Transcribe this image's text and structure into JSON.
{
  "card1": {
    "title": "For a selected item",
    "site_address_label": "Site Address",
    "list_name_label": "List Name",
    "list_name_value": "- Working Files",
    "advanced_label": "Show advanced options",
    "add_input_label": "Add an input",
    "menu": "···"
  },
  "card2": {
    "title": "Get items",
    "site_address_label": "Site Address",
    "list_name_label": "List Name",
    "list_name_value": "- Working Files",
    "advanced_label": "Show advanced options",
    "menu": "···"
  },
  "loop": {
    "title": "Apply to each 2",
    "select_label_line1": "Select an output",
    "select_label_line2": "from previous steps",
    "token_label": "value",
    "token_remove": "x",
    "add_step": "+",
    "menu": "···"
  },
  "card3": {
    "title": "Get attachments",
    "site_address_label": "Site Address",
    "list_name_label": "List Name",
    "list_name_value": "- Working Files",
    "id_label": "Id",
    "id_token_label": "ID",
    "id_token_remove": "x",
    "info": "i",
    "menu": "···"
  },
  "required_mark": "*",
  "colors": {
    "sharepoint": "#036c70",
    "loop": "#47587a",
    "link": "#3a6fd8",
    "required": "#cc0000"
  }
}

::::::::::

Print the entries exactly. Include every one.

Transcribe this image's text and structure into JSON.
{
  "card1": {
    "title": "For a selected item",
    "site_address_label": "Site Address",
    "list_name_label": "List Name",
    "list_name_value": "- Working Files",
    "advanced_label": "Show advanced options",
    "add_input_label": "Add an input",
    "menu": "···"
  },
  "card2": {
    "title": "Get items",
    "site_address_label": "Site Address",
    "list_name_label": "List Name",
    "list_name_value": "- Working Files",
    "advanced_label": "Show advanced options",
    "menu": "···"
  },
  "loop": {
    "title": "Apply to each 2",
    "select_label_line1": "Select an output",
    "select_label_line2": "from previous steps",
    "token_label": "value",
    "token_remove": "x",
    "add_step": "+",
    "menu": "···"
  },
  "card3": {
    "title": "Get attachments",
    "site_address_label": "Site Address",
    "list_name_label": "List Name",
    "list_name_value": "- Working Files",
    "id_label": "Id",
    "id_token_label": "ID",
    "id_token_remove": "x",
    "info": "i",
    "menu": "···"
  },
  "required_mark": "*",
  "colors": {
    "sharepoint": "#036c70",
    "loop": "#47587a",
    "link": "#3a6fd8",
    "required": "#cc0000"
  }
}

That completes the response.